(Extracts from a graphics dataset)
======
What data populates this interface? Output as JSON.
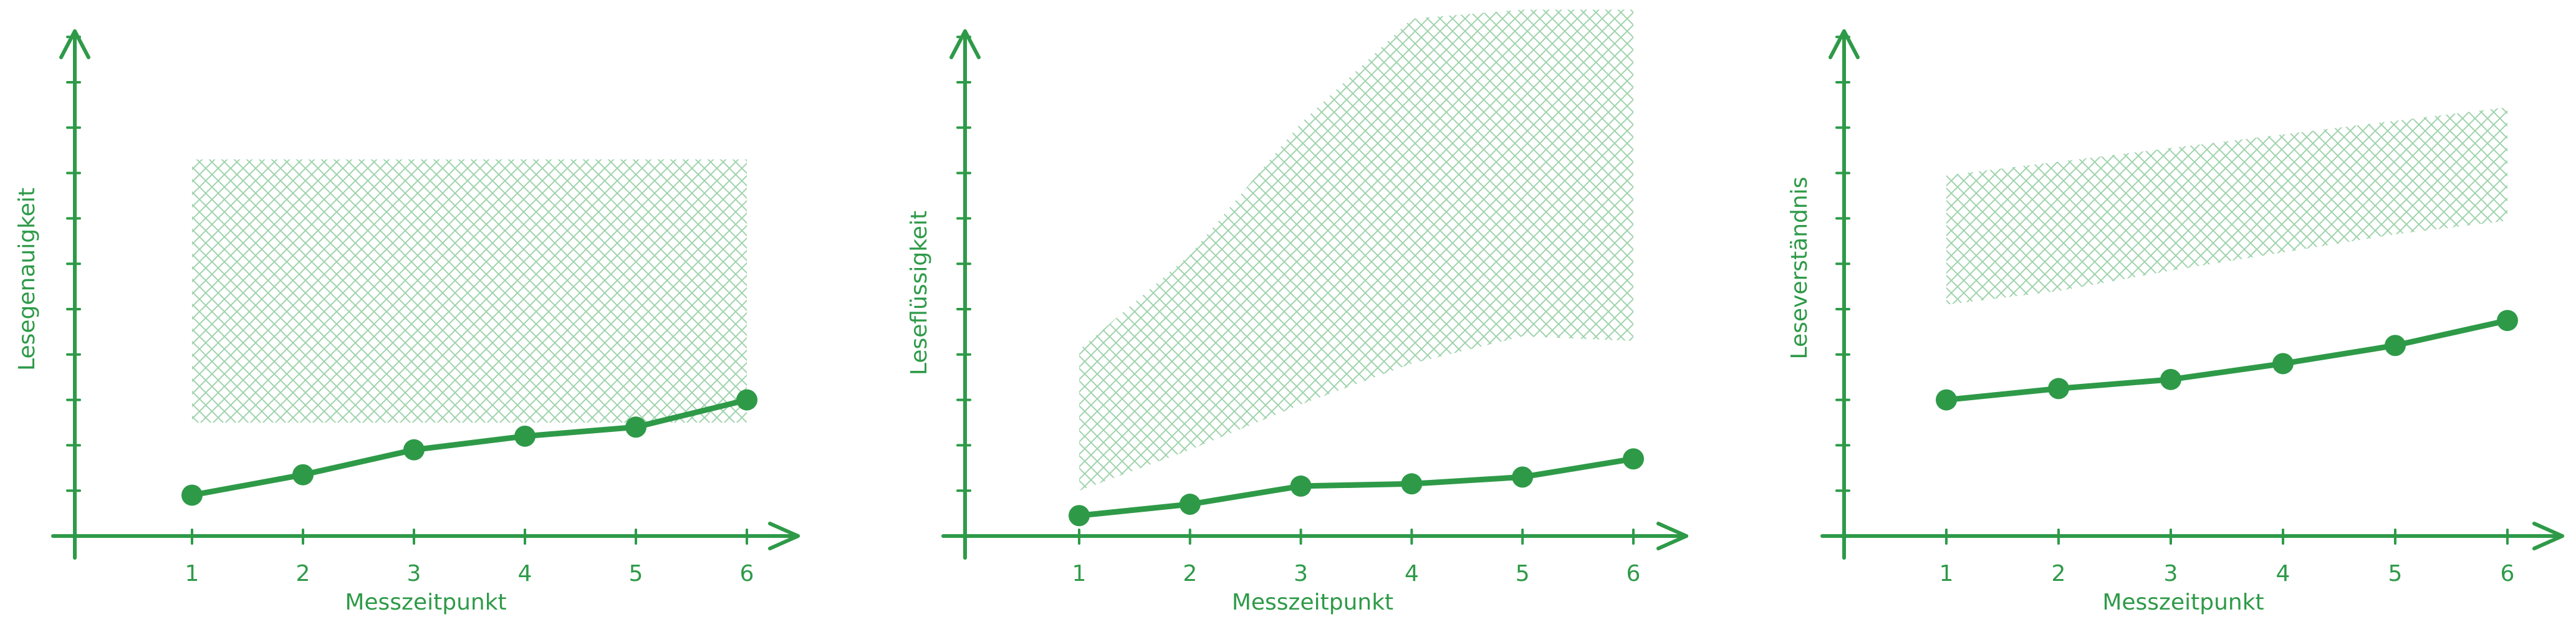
{
  "colors": {
    "accent": "#2e9a48",
    "band": "#9fd3ac",
    "background": "#ffffff"
  },
  "chart_data": [
    {
      "type": "line",
      "xlabel": "Messzeitpunkt",
      "ylabel": "Lesegenauigkeit",
      "x": [
        1,
        2,
        3,
        4,
        5,
        6
      ],
      "xlim": [
        0,
        6.5
      ],
      "ylim": [
        0,
        11.5
      ],
      "y_ticks": [
        1,
        2,
        3,
        4,
        5,
        6,
        7,
        8,
        9,
        10,
        11
      ],
      "grid": false,
      "series": [
        {
          "values": [
            0.9,
            1.35,
            1.9,
            2.2,
            2.4,
            3.0
          ]
        }
      ],
      "band": {
        "lower": [
          2.5,
          2.5,
          2.5,
          2.5,
          2.5,
          2.5
        ],
        "upper": [
          8.3,
          8.3,
          8.3,
          8.3,
          8.3,
          8.3
        ]
      }
    },
    {
      "type": "line",
      "xlabel": "Messzeitpunkt",
      "ylabel": "Leseflüssigkeit",
      "x": [
        1,
        2,
        3,
        4,
        5,
        6
      ],
      "xlim": [
        0,
        6.5
      ],
      "ylim": [
        0,
        11.5
      ],
      "y_ticks": [
        1,
        2,
        3,
        4,
        5,
        6,
        7,
        8,
        9,
        10,
        11
      ],
      "grid": false,
      "series": [
        {
          "values": [
            0.45,
            0.7,
            1.1,
            1.15,
            1.3,
            1.7
          ]
        }
      ],
      "band": {
        "lower": [
          1.0,
          1.9,
          2.9,
          3.8,
          4.4,
          4.3
        ],
        "upper": [
          4.1,
          6.2,
          9.1,
          11.4,
          11.6,
          11.6
        ]
      }
    },
    {
      "type": "line",
      "xlabel": "Messzeitpunkt",
      "ylabel": "Leseverständnis",
      "x": [
        1,
        2,
        3,
        4,
        5,
        6
      ],
      "xlim": [
        0,
        6.5
      ],
      "ylim": [
        0,
        11.5
      ],
      "y_ticks": [
        1,
        2,
        3,
        4,
        5,
        6,
        7,
        8,
        9,
        10,
        11
      ],
      "grid": false,
      "series": [
        {
          "values": [
            3.0,
            3.25,
            3.45,
            3.8,
            4.2,
            4.75
          ]
        }
      ],
      "band": {
        "lower": [
          5.1,
          5.4,
          5.85,
          6.25,
          6.65,
          6.95
        ],
        "upper": [
          7.95,
          8.25,
          8.55,
          8.85,
          9.15,
          9.45
        ]
      }
    }
  ]
}
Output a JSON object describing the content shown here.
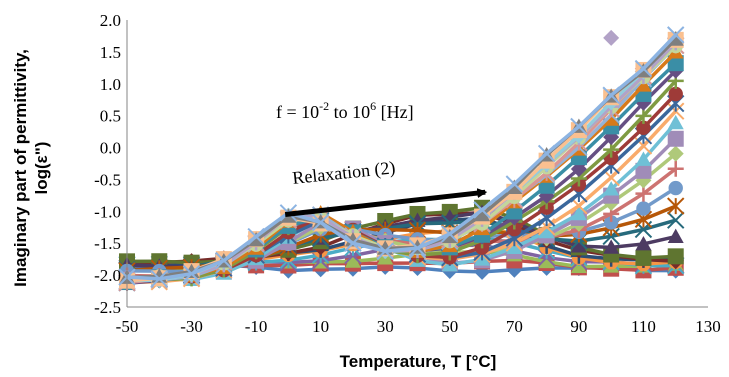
{
  "chart_data": {
    "type": "line",
    "title": "",
    "xlabel": "Temperature, T [°C]",
    "ylabel_line1": "Imaginary part of permittivity,",
    "ylabel_line2": "log(ε\")",
    "xlim": [
      -50,
      130
    ],
    "ylim": [
      -2.5,
      2.0
    ],
    "xticks": [
      -50,
      -30,
      -10,
      10,
      30,
      50,
      70,
      90,
      110,
      130
    ],
    "yticks": [
      "-2.5",
      "-2.0",
      "-1.5",
      "-1.0",
      "-0.5",
      "0.0",
      "0.5",
      "1.0",
      "1.5",
      "2.0"
    ],
    "grid": false,
    "legend": "none",
    "annotations": {
      "frequency_prefix": "f = 10",
      "frequency_exp1": "-2",
      "frequency_mid": " to 10",
      "frequency_exp2": "6",
      "frequency_suffix": " [Hz]",
      "relaxation": "Relaxation (2)",
      "relaxation_arrow": {
        "from": [
          -1,
          -1.05
        ],
        "to": [
          61,
          -0.7
        ]
      }
    },
    "x": [
      -50,
      -40,
      -30,
      -20,
      -10,
      0,
      10,
      20,
      30,
      40,
      50,
      60,
      70,
      80,
      90,
      100,
      110,
      120
    ],
    "series_count": 32,
    "series_colors": [
      "#4f81bd",
      "#c0504d",
      "#9bbb59",
      "#8064a2",
      "#4bacc6",
      "#f79646",
      "#2c4d75",
      "#772c2a",
      "#5f7530",
      "#4d3b62",
      "#276a7c",
      "#b65708",
      "#729aca",
      "#cd7371",
      "#afc97a",
      "#a08cb8",
      "#6fc0d6",
      "#f9ab6b",
      "#3a679c",
      "#9e3b38",
      "#7f9b42",
      "#664f83",
      "#3a8ea6",
      "#d77a1a",
      "#95b3d7",
      "#d99694",
      "#c3d69b",
      "#b2a2c7",
      "#93cddd",
      "#fac090",
      "#7f7f7f",
      "#8db4e2"
    ],
    "series_markers": [
      "diamond",
      "square",
      "triangle",
      "x",
      "star",
      "circle",
      "plus"
    ],
    "representative_series": [
      {
        "values": [
          -1.9,
          -1.92,
          -1.9,
          -1.85,
          -1.85,
          -1.9,
          -1.9,
          -1.92,
          -1.9,
          -1.9,
          -1.92,
          -1.92,
          -1.9,
          -1.9,
          -1.92,
          -1.9,
          -1.92,
          -1.9
        ]
      },
      {
        "values": [
          -1.8,
          -1.8,
          -1.8,
          -1.75,
          -1.7,
          -1.6,
          -1.5,
          -1.3,
          -1.15,
          -1.0,
          -0.95,
          -0.9,
          -1.1,
          -1.4,
          -1.6,
          -1.7,
          -1.75,
          -1.75
        ]
      },
      {
        "values": [
          -2.1,
          -2.08,
          -2.05,
          -1.95,
          -1.75,
          -1.45,
          -1.15,
          -1.3,
          -1.55,
          -1.75,
          -1.85,
          -1.8,
          -1.65,
          -1.4,
          -1.1,
          -0.7,
          -0.25,
          0.3
        ]
      },
      {
        "values": [
          -2.1,
          -2.05,
          -2.0,
          -1.85,
          -1.55,
          -1.15,
          -1.05,
          -1.35,
          -1.6,
          -1.6,
          -1.5,
          -1.25,
          -0.85,
          -0.45,
          0.0,
          0.5,
          1.05,
          1.55
        ]
      },
      {
        "values": [
          -2.05,
          -2.05,
          -1.95,
          -1.75,
          -1.4,
          -1.05,
          -1.2,
          -1.5,
          -1.6,
          -1.55,
          -1.35,
          -1.0,
          -0.6,
          -0.1,
          0.35,
          0.85,
          1.25,
          1.75
        ]
      }
    ],
    "outlier_points": [
      {
        "x": 100,
        "y": 1.72
      }
    ]
  }
}
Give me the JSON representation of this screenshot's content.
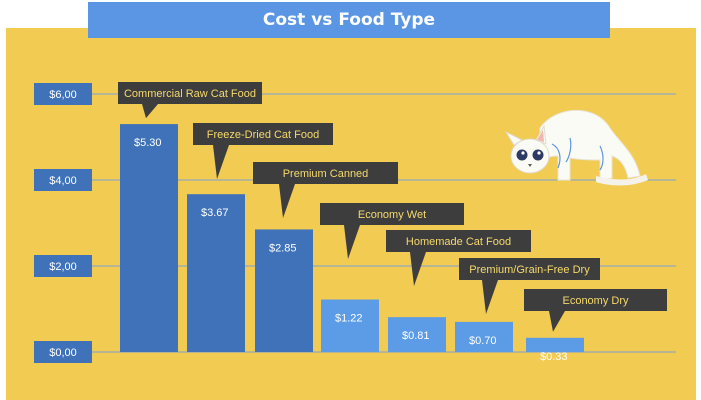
{
  "title": "Cost vs Food Type",
  "colors": {
    "background": "#f1cb52",
    "title_bar": "#5b96e4",
    "bar_dark": "#3f72b8",
    "bar_light": "#5c9be6",
    "label_box": "#3d3d3d",
    "label_text": "#f5d96c",
    "grid": "#7aa2d8",
    "tick_box": "#3f72b8"
  },
  "chart_data": {
    "type": "bar",
    "title": "Cost vs Food Type",
    "categories": [
      "Commercial Raw Cat Food",
      "Freeze-Dried Cat Food",
      "Premium Canned",
      "Economy Wet",
      "Homemade Cat Food",
      "Premium/Grain-Free Dry",
      "Economy Dry"
    ],
    "values": [
      5.3,
      3.67,
      2.85,
      1.22,
      0.81,
      0.7,
      0.33
    ],
    "value_labels": [
      "$5.30",
      "$3.67",
      "$2.85",
      "$1.22",
      "$0.81",
      "$0.70",
      "$0.33"
    ],
    "yticks": [
      0,
      2,
      4,
      6
    ],
    "ytick_labels": [
      "$0,00",
      "$2,00",
      "$4,00",
      "$6,00"
    ],
    "ylim": [
      0,
      6
    ],
    "grid": true
  }
}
======
» **Exercise details**
Repeat the material verbatim. Do not carry over any picture.

» **Result of the task**
What data populates this interface? Output as JSON.
{
  "colors": {
    "accent": "#2e9a48",
    "band": "#9fd3ac",
    "background": "#ffffff"
  },
  "chart_data": [
    {
      "type": "line",
      "xlabel": "Messzeitpunkt",
      "ylabel": "Lesegenauigkeit",
      "x": [
        1,
        2,
        3,
        4,
        5,
        6
      ],
      "xlim": [
        0,
        6.5
      ],
      "ylim": [
        0,
        11.5
      ],
      "y_ticks": [
        1,
        2,
        3,
        4,
        5,
        6,
        7,
        8,
        9,
        10,
        11
      ],
      "grid": false,
      "series": [
        {
          "values": [
            0.9,
            1.35,
            1.9,
            2.2,
            2.4,
            3.0
          ]
        }
      ],
      "band": {
        "lower": [
          2.5,
          2.5,
          2.5,
          2.5,
          2.5,
          2.5
        ],
        "upper": [
          8.3,
          8.3,
          8.3,
          8.3,
          8.3,
          8.3
        ]
      }
    },
    {
      "type": "line",
      "xlabel": "Messzeitpunkt",
      "ylabel": "Leseflüssigkeit",
      "x": [
        1,
        2,
        3,
        4,
        5,
        6
      ],
      "xlim": [
        0,
        6.5
      ],
      "ylim": [
        0,
        11.5
      ],
      "y_ticks": [
        1,
        2,
        3,
        4,
        5,
        6,
        7,
        8,
        9,
        10,
        11
      ],
      "grid": false,
      "series": [
        {
          "values": [
            0.45,
            0.7,
            1.1,
            1.15,
            1.3,
            1.7
          ]
        }
      ],
      "band": {
        "lower": [
          1.0,
          1.9,
          2.9,
          3.8,
          4.4,
          4.3
        ],
        "upper": [
          4.1,
          6.2,
          9.1,
          11.4,
          11.6,
          11.6
        ]
      }
    },
    {
      "type": "line",
      "xlabel": "Messzeitpunkt",
      "ylabel": "Leseverständnis",
      "x": [
        1,
        2,
        3,
        4,
        5,
        6
      ],
      "xlim": [
        0,
        6.5
      ],
      "ylim": [
        0,
        11.5
      ],
      "y_ticks": [
        1,
        2,
        3,
        4,
        5,
        6,
        7,
        8,
        9,
        10,
        11
      ],
      "grid": false,
      "series": [
        {
          "values": [
            3.0,
            3.25,
            3.45,
            3.8,
            4.2,
            4.75
          ]
        }
      ],
      "band": {
        "lower": [
          5.1,
          5.4,
          5.85,
          6.25,
          6.65,
          6.95
        ],
        "upper": [
          7.95,
          8.25,
          8.55,
          8.85,
          9.15,
          9.45
        ]
      }
    }
  ]
}
Output a JSON object describing the content shown here.
{
  "chart_data": {
    "type": "line",
    "title": "",
    "xlabel": "Temperature, T [°C]",
    "ylabel_line1": "Imaginary part of permittivity,",
    "ylabel_line2": "log(ε\")",
    "xlim": [
      -50,
      130
    ],
    "ylim": [
      -2.5,
      2.0
    ],
    "xticks": [
      -50,
      -30,
      -10,
      10,
      30,
      50,
      70,
      90,
      110,
      130
    ],
    "yticks": [
      "-2.5",
      "-2.0",
      "-1.5",
      "-1.0",
      "-0.5",
      "0.0",
      "0.5",
      "1.0",
      "1.5",
      "2.0"
    ],
    "grid": false,
    "legend": "none",
    "annotations": {
      "frequency_prefix": "f = 10",
      "frequency_exp1": "-2",
      "frequency_mid": " to 10",
      "frequency_exp2": "6",
      "frequency_suffix": " [Hz]",
      "relaxation": "Relaxation (2)",
      "relaxation_arrow": {
        "from": [
          -1,
          -1.05
        ],
        "to": [
          61,
          -0.7
        ]
      }
    },
    "x": [
      -50,
      -40,
      -30,
      -20,
      -10,
      0,
      10,
      20,
      30,
      40,
      50,
      60,
      70,
      80,
      90,
      100,
      110,
      120
    ],
    "series_count": 32,
    "series_colors": [
      "#4f81bd",
      "#c0504d",
      "#9bbb59",
      "#8064a2",
      "#4bacc6",
      "#f79646",
      "#2c4d75",
      "#772c2a",
      "#5f7530",
      "#4d3b62",
      "#276a7c",
      "#b65708",
      "#729aca",
      "#cd7371",
      "#afc97a",
      "#a08cb8",
      "#6fc0d6",
      "#f9ab6b",
      "#3a679c",
      "#9e3b38",
      "#7f9b42",
      "#664f83",
      "#3a8ea6",
      "#d77a1a",
      "#95b3d7",
      "#d99694",
      "#c3d69b",
      "#b2a2c7",
      "#93cddd",
      "#fac090",
      "#7f7f7f",
      "#8db4e2"
    ],
    "series_markers": [
      "diamond",
      "square",
      "triangle",
      "x",
      "star",
      "circle",
      "plus"
    ],
    "representative_series": [
      {
        "values": [
          -1.9,
          -1.92,
          -1.9,
          -1.85,
          -1.85,
          -1.9,
          -1.9,
          -1.92,
          -1.9,
          -1.9,
          -1.92,
          -1.92,
          -1.9,
          -1.9,
          -1.92,
          -1.9,
          -1.92,
          -1.9
        ]
      },
      {
        "values": [
          -1.8,
          -1.8,
          -1.8,
          -1.75,
          -1.7,
          -1.6,
          -1.5,
          -1.3,
          -1.15,
          -1.0,
          -0.95,
          -0.9,
          -1.1,
          -1.4,
          -1.6,
          -1.7,
          -1.75,
          -1.75
        ]
      },
      {
        "values": [
          -2.1,
          -2.08,
          -2.05,
          -1.95,
          -1.75,
          -1.45,
          -1.15,
          -1.3,
          -1.55,
          -1.75,
          -1.85,
          -1.8,
          -1.65,
          -1.4,
          -1.1,
          -0.7,
          -0.25,
          0.3
        ]
      },
      {
        "values": [
          -2.1,
          -2.05,
          -2.0,
          -1.85,
          -1.55,
          -1.15,
          -1.05,
          -1.35,
          -1.6,
          -1.6,
          -1.5,
          -1.25,
          -0.85,
          -0.45,
          0.0,
          0.5,
          1.05,
          1.55
        ]
      },
      {
        "values": [
          -2.05,
          -2.05,
          -1.95,
          -1.75,
          -1.4,
          -1.05,
          -1.2,
          -1.5,
          -1.6,
          -1.55,
          -1.35,
          -1.0,
          -0.6,
          -0.1,
          0.35,
          0.85,
          1.25,
          1.75
        ]
      }
    ],
    "outlier_points": [
      {
        "x": 100,
        "y": 1.72
      }
    ]
  }
}
Give me the JSON representation of this screenshot's content.
{
  "title": "Cost vs Food Type",
  "colors": {
    "background": "#f1cb52",
    "title_bar": "#5b96e4",
    "bar_dark": "#3f72b8",
    "bar_light": "#5c9be6",
    "label_box": "#3d3d3d",
    "label_text": "#f5d96c",
    "grid": "#7aa2d8",
    "tick_box": "#3f72b8"
  },
  "chart_data": {
    "type": "bar",
    "title": "Cost vs Food Type",
    "categories": [
      "Commercial Raw Cat Food",
      "Freeze-Dried Cat Food",
      "Premium Canned",
      "Economy Wet",
      "Homemade Cat Food",
      "Premium/Grain-Free Dry",
      "Economy Dry"
    ],
    "values": [
      5.3,
      3.67,
      2.85,
      1.22,
      0.81,
      0.7,
      0.33
    ],
    "value_labels": [
      "$5.30",
      "$3.67",
      "$2.85",
      "$1.22",
      "$0.81",
      "$0.70",
      "$0.33"
    ],
    "yticks": [
      0,
      2,
      4,
      6
    ],
    "ytick_labels": [
      "$0,00",
      "$2,00",
      "$4,00",
      "$6,00"
    ],
    "ylim": [
      0,
      6
    ],
    "grid": true
  }
}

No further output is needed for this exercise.